#### INPUT DATA

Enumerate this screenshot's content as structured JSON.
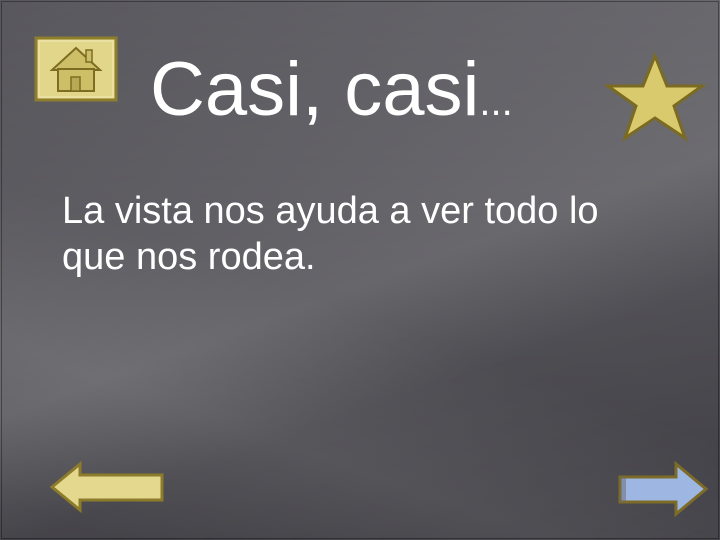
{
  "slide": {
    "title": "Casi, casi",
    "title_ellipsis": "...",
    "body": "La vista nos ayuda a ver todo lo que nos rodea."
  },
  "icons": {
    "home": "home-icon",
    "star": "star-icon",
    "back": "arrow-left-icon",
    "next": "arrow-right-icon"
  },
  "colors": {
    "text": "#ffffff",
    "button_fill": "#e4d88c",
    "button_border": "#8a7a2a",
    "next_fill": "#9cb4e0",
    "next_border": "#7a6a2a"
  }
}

* * *

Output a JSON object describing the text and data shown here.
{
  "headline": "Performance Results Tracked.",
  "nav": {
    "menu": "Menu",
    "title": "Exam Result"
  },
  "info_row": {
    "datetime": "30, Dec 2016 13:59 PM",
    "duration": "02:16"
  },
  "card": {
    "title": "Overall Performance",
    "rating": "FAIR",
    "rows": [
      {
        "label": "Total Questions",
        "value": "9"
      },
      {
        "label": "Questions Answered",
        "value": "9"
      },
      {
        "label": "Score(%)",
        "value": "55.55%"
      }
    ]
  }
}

* * *

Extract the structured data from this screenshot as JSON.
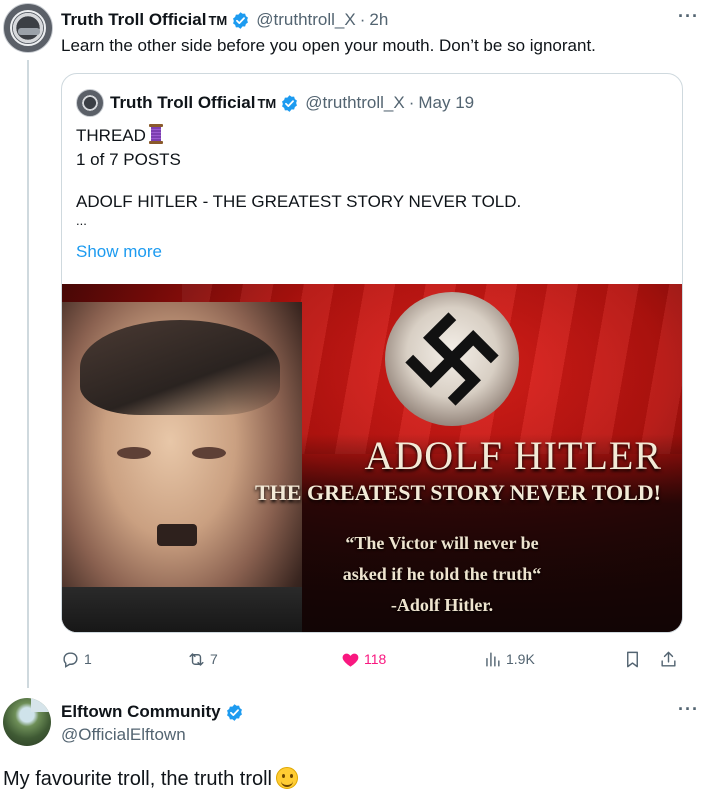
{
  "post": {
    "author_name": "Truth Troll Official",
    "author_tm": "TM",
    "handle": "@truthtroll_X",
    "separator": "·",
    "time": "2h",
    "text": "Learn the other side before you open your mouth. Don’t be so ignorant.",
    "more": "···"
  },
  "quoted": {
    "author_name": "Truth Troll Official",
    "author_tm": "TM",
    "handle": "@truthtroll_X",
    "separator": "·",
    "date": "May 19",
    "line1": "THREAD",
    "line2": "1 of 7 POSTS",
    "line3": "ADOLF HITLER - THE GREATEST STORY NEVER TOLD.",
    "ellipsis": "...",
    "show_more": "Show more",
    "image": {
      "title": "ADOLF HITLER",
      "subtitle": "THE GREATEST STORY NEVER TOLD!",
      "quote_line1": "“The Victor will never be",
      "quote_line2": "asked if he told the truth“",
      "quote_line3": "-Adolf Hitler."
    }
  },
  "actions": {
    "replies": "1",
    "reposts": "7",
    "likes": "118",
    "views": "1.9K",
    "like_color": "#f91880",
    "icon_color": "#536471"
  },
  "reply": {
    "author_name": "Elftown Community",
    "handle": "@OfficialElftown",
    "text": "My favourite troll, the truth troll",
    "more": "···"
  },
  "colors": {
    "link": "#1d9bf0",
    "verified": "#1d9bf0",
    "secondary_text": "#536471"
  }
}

#### YOUR TASK
Write down the number of lines where the word "Performance" appears, and nothing further.

#### COMPLETED EXERCISE
2